YOUR TASK
Only the number is wanted: how many lines contain "blood"?

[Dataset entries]
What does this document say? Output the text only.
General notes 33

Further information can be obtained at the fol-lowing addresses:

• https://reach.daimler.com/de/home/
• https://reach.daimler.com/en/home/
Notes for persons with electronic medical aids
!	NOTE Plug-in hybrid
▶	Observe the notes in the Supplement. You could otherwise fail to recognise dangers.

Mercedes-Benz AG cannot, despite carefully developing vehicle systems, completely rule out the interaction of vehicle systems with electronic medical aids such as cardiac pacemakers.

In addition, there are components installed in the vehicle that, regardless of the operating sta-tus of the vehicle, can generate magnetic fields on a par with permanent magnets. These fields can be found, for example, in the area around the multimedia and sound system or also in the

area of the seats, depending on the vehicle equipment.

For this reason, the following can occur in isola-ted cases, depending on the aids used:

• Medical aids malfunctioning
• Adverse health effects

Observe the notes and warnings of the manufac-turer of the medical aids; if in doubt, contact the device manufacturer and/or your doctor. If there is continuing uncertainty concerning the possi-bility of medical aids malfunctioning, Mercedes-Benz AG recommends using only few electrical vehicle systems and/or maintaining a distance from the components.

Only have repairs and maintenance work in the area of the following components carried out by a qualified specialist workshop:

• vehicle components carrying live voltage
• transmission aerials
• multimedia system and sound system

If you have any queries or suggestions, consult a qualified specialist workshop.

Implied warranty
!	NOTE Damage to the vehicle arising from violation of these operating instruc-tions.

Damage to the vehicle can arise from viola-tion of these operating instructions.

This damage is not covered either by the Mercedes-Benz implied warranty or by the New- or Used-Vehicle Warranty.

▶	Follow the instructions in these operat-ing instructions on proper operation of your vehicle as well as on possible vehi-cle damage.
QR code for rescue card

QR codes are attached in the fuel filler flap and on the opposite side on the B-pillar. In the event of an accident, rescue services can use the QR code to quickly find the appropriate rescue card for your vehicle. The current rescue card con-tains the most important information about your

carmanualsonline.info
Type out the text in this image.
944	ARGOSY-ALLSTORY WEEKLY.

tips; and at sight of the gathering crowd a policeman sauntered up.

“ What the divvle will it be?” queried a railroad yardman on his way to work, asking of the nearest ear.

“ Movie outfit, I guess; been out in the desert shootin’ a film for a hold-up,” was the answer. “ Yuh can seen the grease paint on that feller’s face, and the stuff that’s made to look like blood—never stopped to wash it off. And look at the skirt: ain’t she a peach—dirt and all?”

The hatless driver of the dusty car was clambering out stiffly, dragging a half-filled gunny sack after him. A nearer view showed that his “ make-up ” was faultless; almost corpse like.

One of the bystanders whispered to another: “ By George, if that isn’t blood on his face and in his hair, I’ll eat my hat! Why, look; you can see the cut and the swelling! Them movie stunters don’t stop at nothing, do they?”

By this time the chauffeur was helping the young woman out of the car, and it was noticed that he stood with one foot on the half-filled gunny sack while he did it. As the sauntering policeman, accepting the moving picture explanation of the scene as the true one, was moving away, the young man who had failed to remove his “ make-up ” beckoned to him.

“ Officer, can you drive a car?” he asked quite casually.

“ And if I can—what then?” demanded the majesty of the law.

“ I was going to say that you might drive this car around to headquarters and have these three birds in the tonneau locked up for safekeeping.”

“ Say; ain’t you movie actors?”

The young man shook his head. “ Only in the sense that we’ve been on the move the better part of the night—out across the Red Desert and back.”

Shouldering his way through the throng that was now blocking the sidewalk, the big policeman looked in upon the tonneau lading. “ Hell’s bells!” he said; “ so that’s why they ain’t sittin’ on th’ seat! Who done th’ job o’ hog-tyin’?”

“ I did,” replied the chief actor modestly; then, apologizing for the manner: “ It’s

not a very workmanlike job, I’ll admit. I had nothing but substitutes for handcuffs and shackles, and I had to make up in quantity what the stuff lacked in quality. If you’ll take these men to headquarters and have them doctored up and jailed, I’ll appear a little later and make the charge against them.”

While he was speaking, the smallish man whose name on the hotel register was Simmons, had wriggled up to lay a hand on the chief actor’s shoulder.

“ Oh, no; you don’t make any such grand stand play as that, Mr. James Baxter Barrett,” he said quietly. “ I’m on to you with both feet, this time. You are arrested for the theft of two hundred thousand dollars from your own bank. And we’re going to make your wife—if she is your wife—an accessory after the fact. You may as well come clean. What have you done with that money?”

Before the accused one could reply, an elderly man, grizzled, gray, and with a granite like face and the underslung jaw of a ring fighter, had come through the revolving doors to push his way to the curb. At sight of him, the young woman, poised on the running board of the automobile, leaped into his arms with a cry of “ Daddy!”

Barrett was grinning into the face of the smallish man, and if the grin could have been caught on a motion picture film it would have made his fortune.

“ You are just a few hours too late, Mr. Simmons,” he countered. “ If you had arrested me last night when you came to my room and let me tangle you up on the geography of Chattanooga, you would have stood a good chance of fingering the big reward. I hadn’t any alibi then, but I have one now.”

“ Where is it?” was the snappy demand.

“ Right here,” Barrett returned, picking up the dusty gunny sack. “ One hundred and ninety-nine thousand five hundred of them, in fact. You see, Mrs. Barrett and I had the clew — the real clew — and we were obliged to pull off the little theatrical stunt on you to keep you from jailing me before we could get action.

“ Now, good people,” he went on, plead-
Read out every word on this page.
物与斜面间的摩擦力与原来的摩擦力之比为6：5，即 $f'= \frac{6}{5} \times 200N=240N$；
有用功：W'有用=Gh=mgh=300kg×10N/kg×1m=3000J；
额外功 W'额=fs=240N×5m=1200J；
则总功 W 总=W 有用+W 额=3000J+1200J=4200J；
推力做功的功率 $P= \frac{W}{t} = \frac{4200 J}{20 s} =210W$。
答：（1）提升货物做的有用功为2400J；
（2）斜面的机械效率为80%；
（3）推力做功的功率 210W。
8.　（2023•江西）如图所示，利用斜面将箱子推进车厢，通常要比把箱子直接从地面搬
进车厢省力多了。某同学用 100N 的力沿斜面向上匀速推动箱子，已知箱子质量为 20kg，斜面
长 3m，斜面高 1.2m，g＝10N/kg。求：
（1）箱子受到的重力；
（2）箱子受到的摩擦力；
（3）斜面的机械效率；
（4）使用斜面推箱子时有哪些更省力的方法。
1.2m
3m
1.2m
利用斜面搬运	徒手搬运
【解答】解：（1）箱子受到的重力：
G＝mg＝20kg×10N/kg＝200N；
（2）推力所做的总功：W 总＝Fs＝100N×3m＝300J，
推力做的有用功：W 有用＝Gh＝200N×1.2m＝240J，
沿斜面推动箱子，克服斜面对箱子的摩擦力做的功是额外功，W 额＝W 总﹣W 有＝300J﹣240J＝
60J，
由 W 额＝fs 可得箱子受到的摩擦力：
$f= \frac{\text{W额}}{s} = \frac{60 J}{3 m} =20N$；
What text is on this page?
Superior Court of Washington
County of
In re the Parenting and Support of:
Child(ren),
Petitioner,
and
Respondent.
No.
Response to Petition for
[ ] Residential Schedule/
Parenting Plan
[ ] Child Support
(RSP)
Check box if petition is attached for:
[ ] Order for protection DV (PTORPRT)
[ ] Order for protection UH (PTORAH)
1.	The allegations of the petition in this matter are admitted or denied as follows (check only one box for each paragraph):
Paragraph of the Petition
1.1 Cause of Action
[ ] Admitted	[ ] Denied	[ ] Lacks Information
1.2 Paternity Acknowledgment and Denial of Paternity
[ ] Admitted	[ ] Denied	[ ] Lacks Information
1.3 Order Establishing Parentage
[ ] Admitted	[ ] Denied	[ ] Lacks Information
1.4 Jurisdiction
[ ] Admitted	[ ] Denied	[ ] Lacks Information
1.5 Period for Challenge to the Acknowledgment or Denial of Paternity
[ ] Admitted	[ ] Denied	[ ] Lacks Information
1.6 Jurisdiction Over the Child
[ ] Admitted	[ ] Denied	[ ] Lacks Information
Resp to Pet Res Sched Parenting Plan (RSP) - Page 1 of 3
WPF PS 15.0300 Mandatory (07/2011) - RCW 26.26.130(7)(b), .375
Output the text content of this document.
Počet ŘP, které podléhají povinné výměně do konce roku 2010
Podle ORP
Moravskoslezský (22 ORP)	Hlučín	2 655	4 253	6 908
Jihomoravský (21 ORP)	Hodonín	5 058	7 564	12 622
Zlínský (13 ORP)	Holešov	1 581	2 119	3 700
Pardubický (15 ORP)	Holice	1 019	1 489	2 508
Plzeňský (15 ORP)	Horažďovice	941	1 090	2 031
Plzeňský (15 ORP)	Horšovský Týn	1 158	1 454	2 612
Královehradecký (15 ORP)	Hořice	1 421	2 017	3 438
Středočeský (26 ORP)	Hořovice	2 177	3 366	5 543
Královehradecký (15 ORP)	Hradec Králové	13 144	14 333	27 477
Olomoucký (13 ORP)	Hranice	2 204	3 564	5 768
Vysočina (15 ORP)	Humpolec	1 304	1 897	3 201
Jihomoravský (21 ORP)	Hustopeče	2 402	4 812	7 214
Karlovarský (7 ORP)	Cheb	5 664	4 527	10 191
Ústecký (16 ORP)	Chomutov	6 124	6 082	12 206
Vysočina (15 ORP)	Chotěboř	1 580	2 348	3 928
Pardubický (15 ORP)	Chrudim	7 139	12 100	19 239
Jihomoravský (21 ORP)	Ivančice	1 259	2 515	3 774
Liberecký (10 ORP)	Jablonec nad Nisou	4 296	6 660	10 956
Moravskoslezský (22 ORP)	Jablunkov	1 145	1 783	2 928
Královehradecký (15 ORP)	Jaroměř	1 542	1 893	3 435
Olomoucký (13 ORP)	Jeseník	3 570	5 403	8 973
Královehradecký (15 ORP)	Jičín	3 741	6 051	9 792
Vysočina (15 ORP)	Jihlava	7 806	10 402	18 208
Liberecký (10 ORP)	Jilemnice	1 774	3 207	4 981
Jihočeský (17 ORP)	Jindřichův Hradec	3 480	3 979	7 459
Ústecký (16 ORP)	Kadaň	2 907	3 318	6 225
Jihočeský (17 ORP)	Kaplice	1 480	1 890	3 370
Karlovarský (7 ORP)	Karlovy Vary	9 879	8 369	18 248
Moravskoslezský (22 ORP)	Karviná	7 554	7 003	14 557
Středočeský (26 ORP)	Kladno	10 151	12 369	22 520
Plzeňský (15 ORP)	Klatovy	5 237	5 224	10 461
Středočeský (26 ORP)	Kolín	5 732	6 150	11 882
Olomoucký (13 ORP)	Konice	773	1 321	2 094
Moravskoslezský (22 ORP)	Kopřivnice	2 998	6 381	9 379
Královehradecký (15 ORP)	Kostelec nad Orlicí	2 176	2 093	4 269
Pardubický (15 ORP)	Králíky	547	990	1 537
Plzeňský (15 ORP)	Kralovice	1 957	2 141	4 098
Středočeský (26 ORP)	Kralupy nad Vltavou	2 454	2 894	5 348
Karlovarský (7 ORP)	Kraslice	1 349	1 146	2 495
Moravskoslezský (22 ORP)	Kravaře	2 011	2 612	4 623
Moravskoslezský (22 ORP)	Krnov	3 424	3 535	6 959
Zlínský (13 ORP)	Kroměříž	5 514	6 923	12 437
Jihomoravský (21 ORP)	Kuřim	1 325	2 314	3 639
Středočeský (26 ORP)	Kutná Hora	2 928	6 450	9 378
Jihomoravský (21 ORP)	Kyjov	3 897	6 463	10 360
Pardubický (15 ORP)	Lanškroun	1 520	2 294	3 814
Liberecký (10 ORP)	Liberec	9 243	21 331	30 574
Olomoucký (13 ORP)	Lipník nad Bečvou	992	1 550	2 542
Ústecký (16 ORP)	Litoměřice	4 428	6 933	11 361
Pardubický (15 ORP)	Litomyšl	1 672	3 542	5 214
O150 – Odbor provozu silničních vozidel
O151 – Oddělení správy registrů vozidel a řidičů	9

CORRECT RESPONSE
2